Exercise: Copy out each line of the listing that has the word "tension" in it.

::::::

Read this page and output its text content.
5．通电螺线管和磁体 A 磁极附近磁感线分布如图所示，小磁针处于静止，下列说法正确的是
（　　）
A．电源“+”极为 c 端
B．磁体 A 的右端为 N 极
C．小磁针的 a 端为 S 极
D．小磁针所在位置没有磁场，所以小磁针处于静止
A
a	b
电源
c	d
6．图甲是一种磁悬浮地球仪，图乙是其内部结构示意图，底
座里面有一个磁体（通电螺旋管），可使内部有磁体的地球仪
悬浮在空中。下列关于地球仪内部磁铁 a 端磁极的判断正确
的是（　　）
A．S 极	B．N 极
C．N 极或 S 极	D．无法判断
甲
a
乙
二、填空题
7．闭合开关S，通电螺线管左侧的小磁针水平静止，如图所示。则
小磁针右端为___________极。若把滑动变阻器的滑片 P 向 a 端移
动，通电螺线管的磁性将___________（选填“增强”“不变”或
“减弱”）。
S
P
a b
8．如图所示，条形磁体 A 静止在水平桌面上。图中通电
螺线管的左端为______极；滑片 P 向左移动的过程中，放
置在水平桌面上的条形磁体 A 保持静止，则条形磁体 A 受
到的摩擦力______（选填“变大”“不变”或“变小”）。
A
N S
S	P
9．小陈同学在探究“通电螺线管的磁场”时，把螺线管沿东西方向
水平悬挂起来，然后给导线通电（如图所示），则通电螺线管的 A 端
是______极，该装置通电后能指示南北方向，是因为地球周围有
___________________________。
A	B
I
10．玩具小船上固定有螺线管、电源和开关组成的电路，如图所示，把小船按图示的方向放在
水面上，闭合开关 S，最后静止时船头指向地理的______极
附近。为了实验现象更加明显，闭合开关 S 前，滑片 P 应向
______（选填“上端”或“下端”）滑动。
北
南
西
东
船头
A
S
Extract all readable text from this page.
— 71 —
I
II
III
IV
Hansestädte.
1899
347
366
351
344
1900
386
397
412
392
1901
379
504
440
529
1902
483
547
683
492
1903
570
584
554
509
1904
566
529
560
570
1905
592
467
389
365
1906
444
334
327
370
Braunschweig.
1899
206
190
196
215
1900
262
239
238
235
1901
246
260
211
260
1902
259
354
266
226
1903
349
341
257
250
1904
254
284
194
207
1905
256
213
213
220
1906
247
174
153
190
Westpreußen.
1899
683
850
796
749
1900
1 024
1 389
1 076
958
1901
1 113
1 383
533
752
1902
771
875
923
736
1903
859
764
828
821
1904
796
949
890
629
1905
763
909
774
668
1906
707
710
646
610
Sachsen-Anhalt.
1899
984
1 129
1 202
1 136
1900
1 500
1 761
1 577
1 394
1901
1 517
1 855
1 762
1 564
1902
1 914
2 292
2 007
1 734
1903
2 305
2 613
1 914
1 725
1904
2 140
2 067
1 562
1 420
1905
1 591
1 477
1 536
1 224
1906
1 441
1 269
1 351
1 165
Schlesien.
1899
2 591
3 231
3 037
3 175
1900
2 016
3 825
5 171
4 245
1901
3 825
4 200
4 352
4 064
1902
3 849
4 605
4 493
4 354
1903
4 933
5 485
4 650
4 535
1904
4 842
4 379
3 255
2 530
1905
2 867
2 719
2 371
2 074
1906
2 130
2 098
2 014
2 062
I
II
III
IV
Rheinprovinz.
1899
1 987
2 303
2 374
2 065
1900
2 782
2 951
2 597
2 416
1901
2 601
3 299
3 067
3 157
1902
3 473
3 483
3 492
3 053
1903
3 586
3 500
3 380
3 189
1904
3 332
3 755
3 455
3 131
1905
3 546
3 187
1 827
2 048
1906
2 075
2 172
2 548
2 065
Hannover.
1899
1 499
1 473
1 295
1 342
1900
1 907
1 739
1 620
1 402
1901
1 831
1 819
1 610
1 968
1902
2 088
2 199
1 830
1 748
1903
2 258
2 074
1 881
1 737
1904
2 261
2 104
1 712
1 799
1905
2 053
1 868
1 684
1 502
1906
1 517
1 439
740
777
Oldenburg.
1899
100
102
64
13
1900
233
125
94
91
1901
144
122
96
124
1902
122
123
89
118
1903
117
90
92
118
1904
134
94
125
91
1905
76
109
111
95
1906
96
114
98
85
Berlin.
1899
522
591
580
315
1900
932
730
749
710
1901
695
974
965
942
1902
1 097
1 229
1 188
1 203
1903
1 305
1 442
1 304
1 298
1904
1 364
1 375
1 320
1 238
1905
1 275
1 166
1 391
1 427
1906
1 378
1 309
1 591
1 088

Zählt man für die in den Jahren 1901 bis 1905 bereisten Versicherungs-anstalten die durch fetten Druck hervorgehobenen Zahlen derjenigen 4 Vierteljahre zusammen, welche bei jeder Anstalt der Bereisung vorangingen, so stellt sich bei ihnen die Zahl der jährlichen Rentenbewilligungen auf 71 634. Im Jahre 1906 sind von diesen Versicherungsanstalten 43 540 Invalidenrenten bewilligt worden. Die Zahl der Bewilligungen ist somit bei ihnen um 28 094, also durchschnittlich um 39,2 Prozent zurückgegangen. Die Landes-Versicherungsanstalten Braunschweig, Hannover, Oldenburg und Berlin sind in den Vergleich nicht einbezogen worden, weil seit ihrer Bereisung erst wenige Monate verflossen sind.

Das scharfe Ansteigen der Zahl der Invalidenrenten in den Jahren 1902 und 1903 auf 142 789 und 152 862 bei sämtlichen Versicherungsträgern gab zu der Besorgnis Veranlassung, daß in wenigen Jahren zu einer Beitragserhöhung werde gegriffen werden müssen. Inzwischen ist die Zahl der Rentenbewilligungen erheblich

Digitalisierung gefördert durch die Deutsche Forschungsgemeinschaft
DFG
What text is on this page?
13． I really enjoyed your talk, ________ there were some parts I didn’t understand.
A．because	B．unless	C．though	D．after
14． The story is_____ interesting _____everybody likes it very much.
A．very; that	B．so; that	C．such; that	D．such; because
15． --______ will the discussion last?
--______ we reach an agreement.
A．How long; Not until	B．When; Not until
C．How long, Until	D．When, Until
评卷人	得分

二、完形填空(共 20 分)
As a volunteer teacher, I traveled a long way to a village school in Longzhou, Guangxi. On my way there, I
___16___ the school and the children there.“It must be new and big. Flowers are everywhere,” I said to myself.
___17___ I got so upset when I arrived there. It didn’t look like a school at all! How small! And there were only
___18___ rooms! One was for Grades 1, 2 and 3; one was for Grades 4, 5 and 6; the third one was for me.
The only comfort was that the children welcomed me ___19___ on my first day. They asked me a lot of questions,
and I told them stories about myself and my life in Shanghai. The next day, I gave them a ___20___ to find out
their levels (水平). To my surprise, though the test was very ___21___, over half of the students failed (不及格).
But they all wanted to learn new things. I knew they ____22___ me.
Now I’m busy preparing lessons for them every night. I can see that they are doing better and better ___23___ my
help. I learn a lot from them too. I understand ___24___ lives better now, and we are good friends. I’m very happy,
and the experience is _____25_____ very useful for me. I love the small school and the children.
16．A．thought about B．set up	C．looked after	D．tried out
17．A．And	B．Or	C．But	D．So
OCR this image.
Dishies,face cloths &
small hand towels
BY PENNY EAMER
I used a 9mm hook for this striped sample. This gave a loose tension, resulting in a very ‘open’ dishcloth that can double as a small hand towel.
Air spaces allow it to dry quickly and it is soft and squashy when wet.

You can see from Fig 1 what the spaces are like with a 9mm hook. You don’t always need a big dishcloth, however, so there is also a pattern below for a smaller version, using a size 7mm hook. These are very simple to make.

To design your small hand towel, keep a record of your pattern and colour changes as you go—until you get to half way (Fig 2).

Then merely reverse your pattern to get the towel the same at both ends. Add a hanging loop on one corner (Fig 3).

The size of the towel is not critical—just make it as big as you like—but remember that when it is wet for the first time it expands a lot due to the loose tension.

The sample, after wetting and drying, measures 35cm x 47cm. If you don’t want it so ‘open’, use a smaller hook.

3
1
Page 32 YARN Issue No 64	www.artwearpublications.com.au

::::::

Task response:
I used a 9mm hook for this striped sample. This gave a loose tension, resulting in a very ‘open’ dishcloth that can double as a small hand towel.
The size of the towel is not critical—just make it as big as you like—but remember that when it is wet for the first time it expands a lot due to the loose tension.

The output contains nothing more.